Written exercise:
Report every line below that holds the word "JSON".

Supplied data:

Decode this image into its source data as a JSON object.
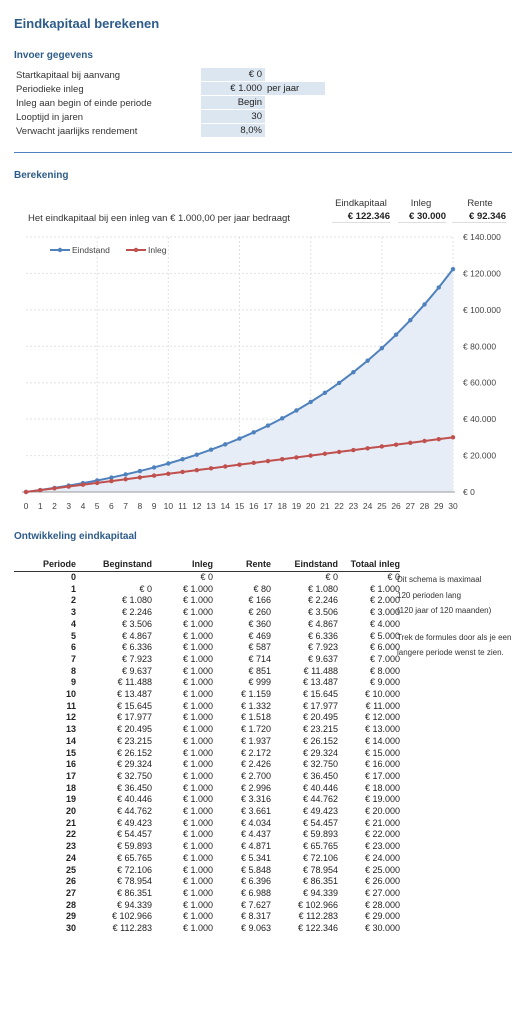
{
  "title": "Eindkapitaal berekenen",
  "input": {
    "heading": "Invoer gegevens",
    "rows": [
      {
        "label": "Startkapitaal bij aanvang",
        "value": "€ 0",
        "unit": ""
      },
      {
        "label": "Periodieke inleg",
        "value": "€ 1.000",
        "unit": "per jaar"
      },
      {
        "label": "Inleg aan begin of einde periode",
        "value": "Begin",
        "unit": ""
      },
      {
        "label": "Looptijd in jaren",
        "value": "30",
        "unit": ""
      },
      {
        "label": "Verwacht jaarlijks rendement",
        "value": "8,0%",
        "unit": ""
      }
    ]
  },
  "calc": {
    "heading": "Berekening",
    "sentence": "Het eindkapitaal bij een inleg van € 1.000,00 per jaar bedraagt",
    "headers": [
      "Eindkapitaal",
      "Inleg",
      "Rente"
    ],
    "values": [
      "€ 122.346",
      "€ 30.000",
      "€ 92.346"
    ]
  },
  "chart_data": {
    "type": "line",
    "x": [
      0,
      1,
      2,
      3,
      4,
      5,
      6,
      7,
      8,
      9,
      10,
      11,
      12,
      13,
      14,
      15,
      16,
      17,
      18,
      19,
      20,
      21,
      22,
      23,
      24,
      25,
      26,
      27,
      28,
      29,
      30
    ],
    "series": [
      {
        "name": "Eindstand",
        "color": "#4f81bd",
        "values": [
          0,
          1080,
          2246,
          3506,
          4867,
          6336,
          7923,
          9637,
          11488,
          13487,
          15645,
          17977,
          20495,
          23215,
          26152,
          29324,
          32750,
          36450,
          40446,
          44762,
          49423,
          54457,
          59893,
          65765,
          72106,
          78954,
          86351,
          94339,
          102966,
          112283,
          122346
        ]
      },
      {
        "name": "Inleg",
        "color": "#c0504d",
        "values": [
          0,
          1000,
          2000,
          3000,
          4000,
          5000,
          6000,
          7000,
          8000,
          9000,
          10000,
          11000,
          12000,
          13000,
          14000,
          15000,
          16000,
          17000,
          18000,
          19000,
          20000,
          21000,
          22000,
          23000,
          24000,
          25000,
          26000,
          27000,
          28000,
          29000,
          30000
        ]
      }
    ],
    "ylim": [
      0,
      140000
    ],
    "yticks": [
      "€ 0",
      "€ 20.000",
      "€ 40.000",
      "€ 60.000",
      "€ 80.000",
      "€ 100.000",
      "€ 120.000",
      "€ 140.000"
    ],
    "grid": true,
    "legend": "top-left",
    "area_fill": "#e6edf7"
  },
  "table": {
    "heading": "Ontwikkeling eindkapitaal",
    "headers": [
      "Periode",
      "Beginstand",
      "Inleg",
      "Rente",
      "Eindstand",
      "Totaal inleg"
    ],
    "rows": [
      [
        "0",
        "",
        "€ 0",
        "",
        "€ 0",
        "€ 0"
      ],
      [
        "1",
        "€ 0",
        "€ 1.000",
        "€ 80",
        "€ 1.080",
        "€ 1.000"
      ],
      [
        "2",
        "€ 1.080",
        "€ 1.000",
        "€ 166",
        "€ 2.246",
        "€ 2.000"
      ],
      [
        "3",
        "€ 2.246",
        "€ 1.000",
        "€ 260",
        "€ 3.506",
        "€ 3.000"
      ],
      [
        "4",
        "€ 3.506",
        "€ 1.000",
        "€ 360",
        "€ 4.867",
        "€ 4.000"
      ],
      [
        "5",
        "€ 4.867",
        "€ 1.000",
        "€ 469",
        "€ 6.336",
        "€ 5.000"
      ],
      [
        "6",
        "€ 6.336",
        "€ 1.000",
        "€ 587",
        "€ 7.923",
        "€ 6.000"
      ],
      [
        "7",
        "€ 7.923",
        "€ 1.000",
        "€ 714",
        "€ 9.637",
        "€ 7.000"
      ],
      [
        "8",
        "€ 9.637",
        "€ 1.000",
        "€ 851",
        "€ 11.488",
        "€ 8.000"
      ],
      [
        "9",
        "€ 11.488",
        "€ 1.000",
        "€ 999",
        "€ 13.487",
        "€ 9.000"
      ],
      [
        "10",
        "€ 13.487",
        "€ 1.000",
        "€ 1.159",
        "€ 15.645",
        "€ 10.000"
      ],
      [
        "11",
        "€ 15.645",
        "€ 1.000",
        "€ 1.332",
        "€ 17.977",
        "€ 11.000"
      ],
      [
        "12",
        "€ 17.977",
        "€ 1.000",
        "€ 1.518",
        "€ 20.495",
        "€ 12.000"
      ],
      [
        "13",
        "€ 20.495",
        "€ 1.000",
        "€ 1.720",
        "€ 23.215",
        "€ 13.000"
      ],
      [
        "14",
        "€ 23.215",
        "€ 1.000",
        "€ 1.937",
        "€ 26.152",
        "€ 14.000"
      ],
      [
        "15",
        "€ 26.152",
        "€ 1.000",
        "€ 2.172",
        "€ 29.324",
        "€ 15.000"
      ],
      [
        "16",
        "€ 29.324",
        "€ 1.000",
        "€ 2.426",
        "€ 32.750",
        "€ 16.000"
      ],
      [
        "17",
        "€ 32.750",
        "€ 1.000",
        "€ 2.700",
        "€ 36.450",
        "€ 17.000"
      ],
      [
        "18",
        "€ 36.450",
        "€ 1.000",
        "€ 2.996",
        "€ 40.446",
        "€ 18.000"
      ],
      [
        "19",
        "€ 40.446",
        "€ 1.000",
        "€ 3.316",
        "€ 44.762",
        "€ 19.000"
      ],
      [
        "20",
        "€ 44.762",
        "€ 1.000",
        "€ 3.661",
        "€ 49.423",
        "€ 20.000"
      ],
      [
        "21",
        "€ 49.423",
        "€ 1.000",
        "€ 4.034",
        "€ 54.457",
        "€ 21.000"
      ],
      [
        "22",
        "€ 54.457",
        "€ 1.000",
        "€ 4.437",
        "€ 59.893",
        "€ 22.000"
      ],
      [
        "23",
        "€ 59.893",
        "€ 1.000",
        "€ 4.871",
        "€ 65.765",
        "€ 23.000"
      ],
      [
        "24",
        "€ 65.765",
        "€ 1.000",
        "€ 5.341",
        "€ 72.106",
        "€ 24.000"
      ],
      [
        "25",
        "€ 72.106",
        "€ 1.000",
        "€ 5.848",
        "€ 78.954",
        "€ 25.000"
      ],
      [
        "26",
        "€ 78.954",
        "€ 1.000",
        "€ 6.396",
        "€ 86.351",
        "€ 26.000"
      ],
      [
        "27",
        "€ 86.351",
        "€ 1.000",
        "€ 6.988",
        "€ 94.339",
        "€ 27.000"
      ],
      [
        "28",
        "€ 94.339",
        "€ 1.000",
        "€ 7.627",
        "€ 102.966",
        "€ 28.000"
      ],
      [
        "29",
        "€ 102.966",
        "€ 1.000",
        "€ 8.317",
        "€ 112.283",
        "€ 29.000"
      ],
      [
        "30",
        "€ 112.283",
        "€ 1.000",
        "€ 9.063",
        "€ 122.346",
        "€ 30.000"
      ]
    ],
    "notes": [
      "Dit schema is maximaal",
      "120 perioden lang",
      "(120 jaar of 120 maanden)",
      "",
      "Trek de formules door als je een",
      "langere periode wenst te zien."
    ]
  }
}
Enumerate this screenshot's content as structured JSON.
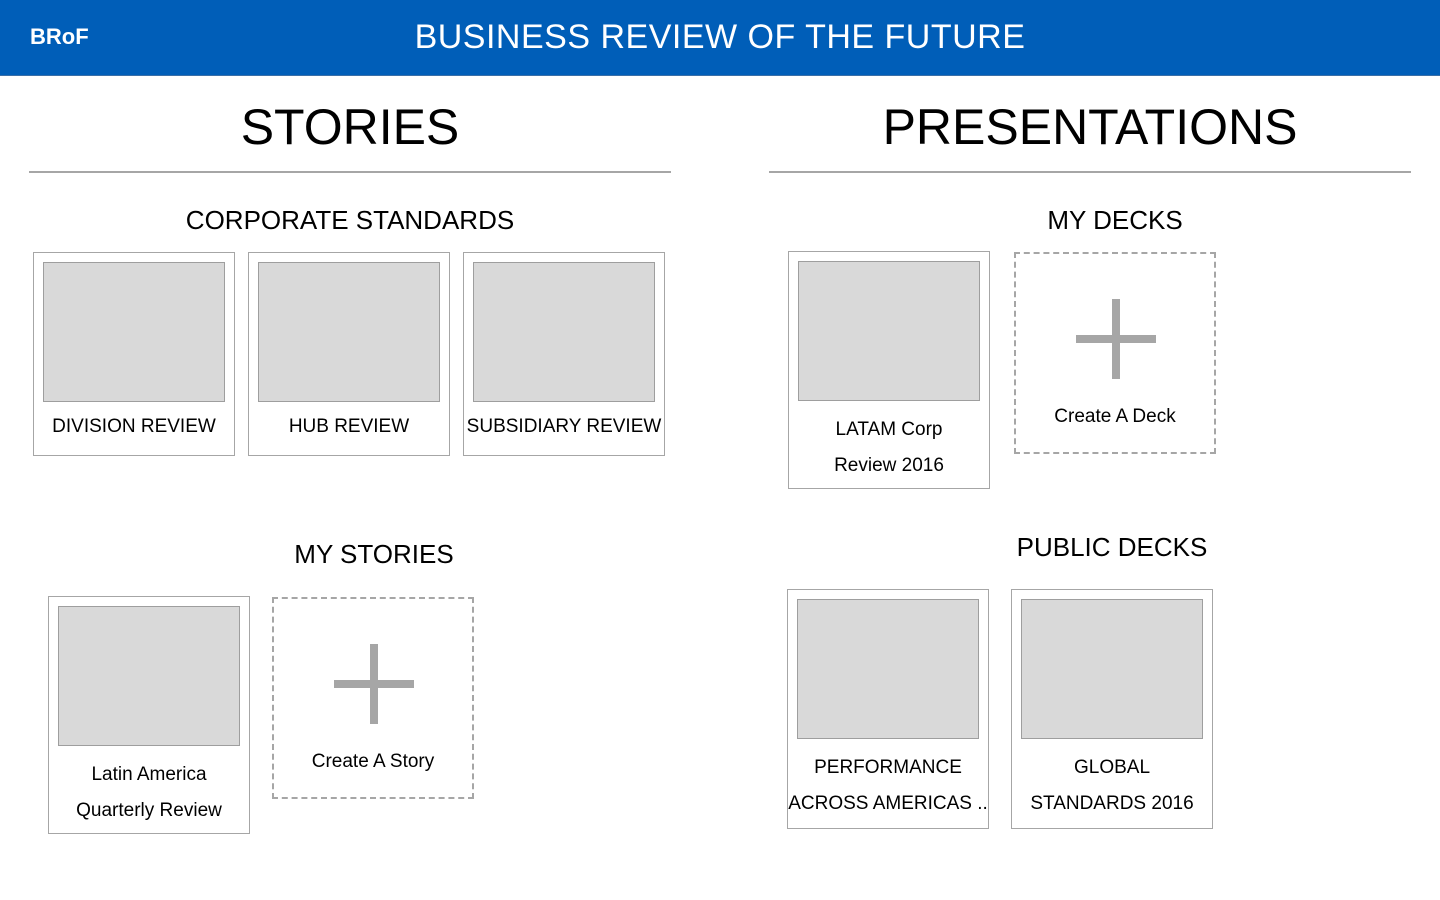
{
  "header": {
    "logo": "BRoF",
    "title": "BUSINESS REVIEW OF THE FUTURE"
  },
  "stories": {
    "title": "STORIES",
    "corporate_standards": {
      "heading": "CORPORATE STANDARDS",
      "cards": [
        {
          "label": "DIVISION REVIEW"
        },
        {
          "label": "HUB REVIEW"
        },
        {
          "label": "SUBSIDIARY REVIEW"
        }
      ]
    },
    "my_stories": {
      "heading": "MY STORIES",
      "cards": [
        {
          "label_line1": "Latin America",
          "label_line2": "Quarterly Review"
        }
      ],
      "create_label": "Create A Story"
    }
  },
  "presentations": {
    "title": "PRESENTATIONS",
    "my_decks": {
      "heading": "MY DECKS",
      "cards": [
        {
          "label_line1": "LATAM Corp",
          "label_line2": "Review 2016"
        }
      ],
      "create_label": "Create A Deck"
    },
    "public_decks": {
      "heading": "PUBLIC DECKS",
      "cards": [
        {
          "label_line1": "PERFORMANCE",
          "label_line2": "ACROSS AMERICAS .."
        },
        {
          "label_line1": "GLOBAL",
          "label_line2": "STANDARDS 2016"
        }
      ]
    }
  },
  "colors": {
    "header_bg": "#005eb8",
    "thumb_bg": "#d9d9d9",
    "border": "#a6a6a6"
  }
}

Answer:
Decode this image into its source data as a JSON object.
Enumerate this screenshot's content as structured JSON.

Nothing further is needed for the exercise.